We need to foster closer collaborations between educational institutions and industries to enhance our TVET offerings (Siwawut Phoophinyo - Unsplash)

By Nur Yasmira Husna Ramli, Dr. Suzana Ariff Azizan

The Fourth Industrial Revolution (IR 4.0) represents an unprecedented technological shift characterised by rapid advancements due to the fusion of digitalisation and smart automation. Technologies such as cloud computing, cognitive computing, the Internet, and artificial intelligence (AI) are transforming industries and creating new job scopes. As we approach this transformative period, technical and vocational education and training (TVET) emerge as essential for preparing the workforce. TVET equips learners with demonstrable skills that translate into economic benefits and sustainable livelihoods.

In Malaysia, TVET is a catalytic policy enabler in the Twelfth Malaysia Plan, underscoring its pivotal role in fostering talent capable of thriving in IR 4.0. Institutions like vocational schools, Industrial Training Institutes (ITI), MARA Vocational Institutes, Polytechnics, National Youth Skills Institutes, and the Center of Instructor and Advanced Skill Training (CIAST) play significant roles in equipping students with practical, technical, and essential skills.

The Malaysian government allocated RM6.8 billion for TVET development programs in the 2024 budget, with an additional RM200 million approved recently, demonstrating a commitment to enhancing TVET quality and relevance to evolving industry needs. This investment aims to create a technically competent and adaptable workforce, promoting innovation and economic progress.

• _Dataset extract_
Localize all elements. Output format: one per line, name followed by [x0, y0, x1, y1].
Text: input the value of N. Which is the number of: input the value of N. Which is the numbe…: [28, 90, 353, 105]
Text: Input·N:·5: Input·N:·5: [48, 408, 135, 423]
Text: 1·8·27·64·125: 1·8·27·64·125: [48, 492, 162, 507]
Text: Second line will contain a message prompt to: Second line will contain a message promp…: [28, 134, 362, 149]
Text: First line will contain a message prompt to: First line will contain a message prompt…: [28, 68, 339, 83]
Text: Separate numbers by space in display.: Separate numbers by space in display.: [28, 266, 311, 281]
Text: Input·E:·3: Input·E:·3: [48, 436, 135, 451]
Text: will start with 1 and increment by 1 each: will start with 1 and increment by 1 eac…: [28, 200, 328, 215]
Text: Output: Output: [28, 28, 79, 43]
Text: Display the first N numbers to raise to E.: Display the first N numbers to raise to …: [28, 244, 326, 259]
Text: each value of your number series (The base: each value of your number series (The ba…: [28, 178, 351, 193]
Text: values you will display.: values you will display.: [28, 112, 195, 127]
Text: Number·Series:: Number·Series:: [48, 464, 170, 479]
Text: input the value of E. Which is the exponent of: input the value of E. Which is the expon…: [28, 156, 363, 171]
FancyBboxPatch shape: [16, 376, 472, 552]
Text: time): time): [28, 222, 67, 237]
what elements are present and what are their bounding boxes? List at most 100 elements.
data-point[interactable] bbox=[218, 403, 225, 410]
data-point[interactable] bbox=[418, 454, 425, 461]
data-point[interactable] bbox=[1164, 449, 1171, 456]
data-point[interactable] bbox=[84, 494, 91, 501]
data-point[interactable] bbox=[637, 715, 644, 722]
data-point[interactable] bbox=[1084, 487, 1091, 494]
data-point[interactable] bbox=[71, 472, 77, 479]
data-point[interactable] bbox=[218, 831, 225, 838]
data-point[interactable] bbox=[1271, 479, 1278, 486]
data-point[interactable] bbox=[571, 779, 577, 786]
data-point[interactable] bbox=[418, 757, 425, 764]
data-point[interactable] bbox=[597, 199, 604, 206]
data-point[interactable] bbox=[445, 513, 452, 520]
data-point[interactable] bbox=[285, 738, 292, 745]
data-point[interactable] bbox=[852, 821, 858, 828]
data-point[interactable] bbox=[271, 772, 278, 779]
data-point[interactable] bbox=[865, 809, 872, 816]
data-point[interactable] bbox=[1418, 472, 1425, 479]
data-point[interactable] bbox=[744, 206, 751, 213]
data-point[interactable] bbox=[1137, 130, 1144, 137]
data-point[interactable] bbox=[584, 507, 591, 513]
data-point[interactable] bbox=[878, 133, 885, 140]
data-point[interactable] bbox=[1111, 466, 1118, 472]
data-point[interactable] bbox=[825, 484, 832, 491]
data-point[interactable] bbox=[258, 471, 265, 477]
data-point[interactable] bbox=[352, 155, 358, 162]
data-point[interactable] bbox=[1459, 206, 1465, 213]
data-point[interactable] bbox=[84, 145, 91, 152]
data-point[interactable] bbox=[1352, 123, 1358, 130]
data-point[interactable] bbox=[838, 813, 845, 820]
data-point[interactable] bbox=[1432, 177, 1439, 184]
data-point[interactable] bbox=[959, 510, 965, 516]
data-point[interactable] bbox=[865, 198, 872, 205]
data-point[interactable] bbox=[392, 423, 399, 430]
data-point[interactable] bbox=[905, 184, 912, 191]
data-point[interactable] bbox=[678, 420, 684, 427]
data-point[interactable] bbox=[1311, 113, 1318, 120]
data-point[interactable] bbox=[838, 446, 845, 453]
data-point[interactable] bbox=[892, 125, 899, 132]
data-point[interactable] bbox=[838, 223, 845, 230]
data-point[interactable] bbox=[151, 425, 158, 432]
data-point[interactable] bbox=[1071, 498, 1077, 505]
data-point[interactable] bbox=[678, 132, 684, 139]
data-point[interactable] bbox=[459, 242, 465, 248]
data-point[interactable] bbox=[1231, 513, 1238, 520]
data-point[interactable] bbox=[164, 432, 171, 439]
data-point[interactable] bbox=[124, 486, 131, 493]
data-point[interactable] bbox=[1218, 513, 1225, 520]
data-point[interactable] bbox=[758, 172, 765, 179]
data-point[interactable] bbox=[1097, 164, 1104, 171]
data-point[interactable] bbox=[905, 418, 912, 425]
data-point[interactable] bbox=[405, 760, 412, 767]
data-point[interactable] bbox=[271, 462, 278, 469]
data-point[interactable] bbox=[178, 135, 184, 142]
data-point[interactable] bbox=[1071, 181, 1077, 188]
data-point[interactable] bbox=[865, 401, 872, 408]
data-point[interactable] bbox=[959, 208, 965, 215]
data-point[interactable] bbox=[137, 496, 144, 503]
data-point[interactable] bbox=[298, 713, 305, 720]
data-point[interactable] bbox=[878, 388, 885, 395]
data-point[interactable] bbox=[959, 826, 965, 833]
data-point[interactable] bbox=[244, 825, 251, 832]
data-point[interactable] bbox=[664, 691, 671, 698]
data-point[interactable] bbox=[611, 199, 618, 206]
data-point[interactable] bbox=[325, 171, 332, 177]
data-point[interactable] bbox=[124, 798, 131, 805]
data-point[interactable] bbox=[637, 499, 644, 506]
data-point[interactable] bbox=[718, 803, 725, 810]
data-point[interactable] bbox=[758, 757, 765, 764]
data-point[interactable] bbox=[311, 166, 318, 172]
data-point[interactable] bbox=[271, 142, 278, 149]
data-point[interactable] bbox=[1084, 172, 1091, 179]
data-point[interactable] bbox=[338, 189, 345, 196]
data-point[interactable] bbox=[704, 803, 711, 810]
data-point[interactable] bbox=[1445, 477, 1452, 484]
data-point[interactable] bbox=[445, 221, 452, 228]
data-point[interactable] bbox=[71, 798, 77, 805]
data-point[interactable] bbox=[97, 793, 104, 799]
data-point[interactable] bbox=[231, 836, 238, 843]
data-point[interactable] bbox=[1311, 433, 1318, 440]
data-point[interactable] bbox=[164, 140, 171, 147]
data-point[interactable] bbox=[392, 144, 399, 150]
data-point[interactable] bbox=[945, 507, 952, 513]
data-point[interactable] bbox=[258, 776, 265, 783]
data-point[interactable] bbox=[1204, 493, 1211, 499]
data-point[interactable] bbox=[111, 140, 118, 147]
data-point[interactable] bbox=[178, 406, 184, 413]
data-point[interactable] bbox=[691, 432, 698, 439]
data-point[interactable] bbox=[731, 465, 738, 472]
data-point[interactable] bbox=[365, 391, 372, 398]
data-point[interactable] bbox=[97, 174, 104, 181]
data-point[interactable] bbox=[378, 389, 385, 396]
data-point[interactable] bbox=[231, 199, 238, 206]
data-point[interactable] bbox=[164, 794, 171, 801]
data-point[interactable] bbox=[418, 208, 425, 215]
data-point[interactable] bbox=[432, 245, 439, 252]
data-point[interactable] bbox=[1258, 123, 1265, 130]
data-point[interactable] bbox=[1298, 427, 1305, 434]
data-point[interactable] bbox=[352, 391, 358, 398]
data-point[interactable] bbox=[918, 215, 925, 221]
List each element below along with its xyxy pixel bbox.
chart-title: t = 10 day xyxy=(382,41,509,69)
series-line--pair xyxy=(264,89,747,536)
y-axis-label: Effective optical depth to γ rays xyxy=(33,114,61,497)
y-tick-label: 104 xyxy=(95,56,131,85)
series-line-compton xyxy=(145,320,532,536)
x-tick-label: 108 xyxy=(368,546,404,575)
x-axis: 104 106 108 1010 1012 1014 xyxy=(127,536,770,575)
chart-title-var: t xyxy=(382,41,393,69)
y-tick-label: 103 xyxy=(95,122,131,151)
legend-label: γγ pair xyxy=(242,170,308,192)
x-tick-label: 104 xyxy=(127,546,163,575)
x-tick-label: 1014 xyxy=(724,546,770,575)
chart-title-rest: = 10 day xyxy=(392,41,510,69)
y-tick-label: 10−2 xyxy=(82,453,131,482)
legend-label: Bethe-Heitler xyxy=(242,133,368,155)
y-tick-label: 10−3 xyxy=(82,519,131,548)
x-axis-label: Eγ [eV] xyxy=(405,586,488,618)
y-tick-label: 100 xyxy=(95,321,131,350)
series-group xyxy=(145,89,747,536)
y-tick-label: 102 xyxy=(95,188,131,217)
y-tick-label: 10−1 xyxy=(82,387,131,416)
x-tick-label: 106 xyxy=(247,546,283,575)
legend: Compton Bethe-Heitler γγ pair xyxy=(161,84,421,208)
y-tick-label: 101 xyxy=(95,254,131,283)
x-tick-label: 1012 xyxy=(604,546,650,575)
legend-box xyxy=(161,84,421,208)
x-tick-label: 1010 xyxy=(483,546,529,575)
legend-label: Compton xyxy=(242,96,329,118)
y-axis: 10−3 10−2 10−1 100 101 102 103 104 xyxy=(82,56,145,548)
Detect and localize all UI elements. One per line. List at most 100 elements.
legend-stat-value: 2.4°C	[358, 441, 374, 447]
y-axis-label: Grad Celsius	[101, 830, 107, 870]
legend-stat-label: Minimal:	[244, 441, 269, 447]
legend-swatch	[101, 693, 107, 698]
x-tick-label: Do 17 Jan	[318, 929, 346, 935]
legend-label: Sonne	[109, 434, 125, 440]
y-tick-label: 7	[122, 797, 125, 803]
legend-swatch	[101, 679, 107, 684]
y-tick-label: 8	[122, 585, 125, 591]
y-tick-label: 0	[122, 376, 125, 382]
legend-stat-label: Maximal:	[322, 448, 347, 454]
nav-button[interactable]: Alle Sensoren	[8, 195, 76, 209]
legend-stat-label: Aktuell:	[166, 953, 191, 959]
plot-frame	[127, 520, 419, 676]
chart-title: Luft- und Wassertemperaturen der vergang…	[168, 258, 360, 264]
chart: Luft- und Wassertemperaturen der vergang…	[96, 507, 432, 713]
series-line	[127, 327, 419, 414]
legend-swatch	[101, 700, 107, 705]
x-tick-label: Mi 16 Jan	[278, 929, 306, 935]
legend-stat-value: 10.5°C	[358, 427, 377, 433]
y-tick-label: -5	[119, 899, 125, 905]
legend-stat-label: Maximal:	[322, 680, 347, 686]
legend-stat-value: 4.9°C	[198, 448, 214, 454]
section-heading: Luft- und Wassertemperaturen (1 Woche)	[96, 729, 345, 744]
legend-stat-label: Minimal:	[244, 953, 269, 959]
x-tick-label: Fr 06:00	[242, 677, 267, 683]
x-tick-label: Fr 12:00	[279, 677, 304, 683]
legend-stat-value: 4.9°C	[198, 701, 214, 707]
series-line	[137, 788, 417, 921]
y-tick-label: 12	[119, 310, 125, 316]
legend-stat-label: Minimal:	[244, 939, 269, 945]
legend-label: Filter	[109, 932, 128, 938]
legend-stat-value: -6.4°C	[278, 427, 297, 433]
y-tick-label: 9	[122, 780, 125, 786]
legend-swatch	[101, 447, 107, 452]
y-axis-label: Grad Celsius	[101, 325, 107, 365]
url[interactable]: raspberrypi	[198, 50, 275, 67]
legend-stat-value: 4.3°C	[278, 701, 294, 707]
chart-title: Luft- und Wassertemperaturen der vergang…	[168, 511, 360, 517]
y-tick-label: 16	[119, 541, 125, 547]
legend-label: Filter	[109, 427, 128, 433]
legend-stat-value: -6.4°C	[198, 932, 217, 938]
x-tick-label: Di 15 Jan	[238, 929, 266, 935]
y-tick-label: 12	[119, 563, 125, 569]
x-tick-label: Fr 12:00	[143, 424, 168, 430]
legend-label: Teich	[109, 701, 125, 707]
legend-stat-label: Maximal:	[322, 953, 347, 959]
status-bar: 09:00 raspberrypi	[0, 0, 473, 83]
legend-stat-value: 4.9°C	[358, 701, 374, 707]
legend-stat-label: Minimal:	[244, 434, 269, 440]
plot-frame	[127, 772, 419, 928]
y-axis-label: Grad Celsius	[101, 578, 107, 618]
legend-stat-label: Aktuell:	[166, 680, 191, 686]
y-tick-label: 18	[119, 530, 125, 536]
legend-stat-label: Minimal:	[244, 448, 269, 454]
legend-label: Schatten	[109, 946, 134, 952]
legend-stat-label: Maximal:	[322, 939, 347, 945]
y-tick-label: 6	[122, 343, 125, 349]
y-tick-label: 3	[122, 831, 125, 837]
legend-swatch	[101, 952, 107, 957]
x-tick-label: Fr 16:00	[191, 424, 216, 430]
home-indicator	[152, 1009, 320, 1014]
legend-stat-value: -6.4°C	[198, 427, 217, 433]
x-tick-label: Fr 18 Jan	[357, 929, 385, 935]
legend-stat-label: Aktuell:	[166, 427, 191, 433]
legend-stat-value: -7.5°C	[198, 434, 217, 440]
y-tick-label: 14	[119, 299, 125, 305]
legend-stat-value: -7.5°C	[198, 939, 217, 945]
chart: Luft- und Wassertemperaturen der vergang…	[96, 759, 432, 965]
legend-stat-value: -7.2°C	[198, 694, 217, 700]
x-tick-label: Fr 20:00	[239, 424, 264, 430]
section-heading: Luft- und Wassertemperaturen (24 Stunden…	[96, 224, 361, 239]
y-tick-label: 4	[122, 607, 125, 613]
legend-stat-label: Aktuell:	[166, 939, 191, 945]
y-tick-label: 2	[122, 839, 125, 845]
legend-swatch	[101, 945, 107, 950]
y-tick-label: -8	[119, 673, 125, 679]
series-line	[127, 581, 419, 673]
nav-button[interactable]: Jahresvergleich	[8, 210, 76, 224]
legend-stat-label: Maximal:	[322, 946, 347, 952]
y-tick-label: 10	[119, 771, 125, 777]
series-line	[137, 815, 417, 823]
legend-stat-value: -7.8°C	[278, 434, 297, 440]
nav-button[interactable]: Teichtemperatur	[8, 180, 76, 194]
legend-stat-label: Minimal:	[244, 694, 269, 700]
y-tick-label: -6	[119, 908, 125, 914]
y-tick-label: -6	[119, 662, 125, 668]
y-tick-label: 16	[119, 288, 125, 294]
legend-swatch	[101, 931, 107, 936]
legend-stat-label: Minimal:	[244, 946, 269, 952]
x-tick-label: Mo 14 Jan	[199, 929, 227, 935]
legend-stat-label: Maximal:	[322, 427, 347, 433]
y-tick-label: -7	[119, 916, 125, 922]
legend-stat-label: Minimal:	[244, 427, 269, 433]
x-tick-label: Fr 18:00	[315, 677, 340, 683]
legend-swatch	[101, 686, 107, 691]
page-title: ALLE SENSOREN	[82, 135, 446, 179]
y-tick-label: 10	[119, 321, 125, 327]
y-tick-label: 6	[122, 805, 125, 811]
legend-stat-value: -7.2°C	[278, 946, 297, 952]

• _Tasks to carry out_
- A) State whether each statement agrees with the article on technical and vocational education and training: (i) the 2024 budget set aside RM6.8 billion for TVET development programs; (ii) TVET is a catalytic policy enabler in the Eleventh Malaysia Plan; (iii) an additional RM200 million was approved recently. For each, answer yes or no and quote the deciding words.
- B) Print the part of the TVET article that begins at the words "In Malaysia, TVET" and stops after the words "and economic progress.".

• _Expected responses_
- A)
(i) Yes: "The Malaysian government allocated RM6.8 billion for TVET development programs in the 2024 budget"
(ii) No: "TVET is a catalytic policy enabler in the Twelfth Malaysia Plan"
(iii) Yes: "with an additional RM200 million approved recently"

- B)
In Malaysia, TVET is a catalytic policy enabler in the Twelfth Malaysia Plan, underscoring its pivotal role in fostering talent capable of thriving in IR 4.0. Institutions like vocational schools, Industrial Training Institutes (ITI), MARA Vocational Institutes, Polytechnics, National Youth Skills Institutes, and the Center of Instructor and Advanced Skill Training (CIAST) play significant roles in equipping students with practical, technical, and essential skills.

The Malaysian government allocated RM6.8 billion for TVET development programs in the 2024 budget, with an additional RM200 million approved recently, demonstrating a commitment to enhancing TVET quality and relevance to evolving industry needs. This investment aims to create a technically competent and adaptable workforce, promoting innovation and economic progress.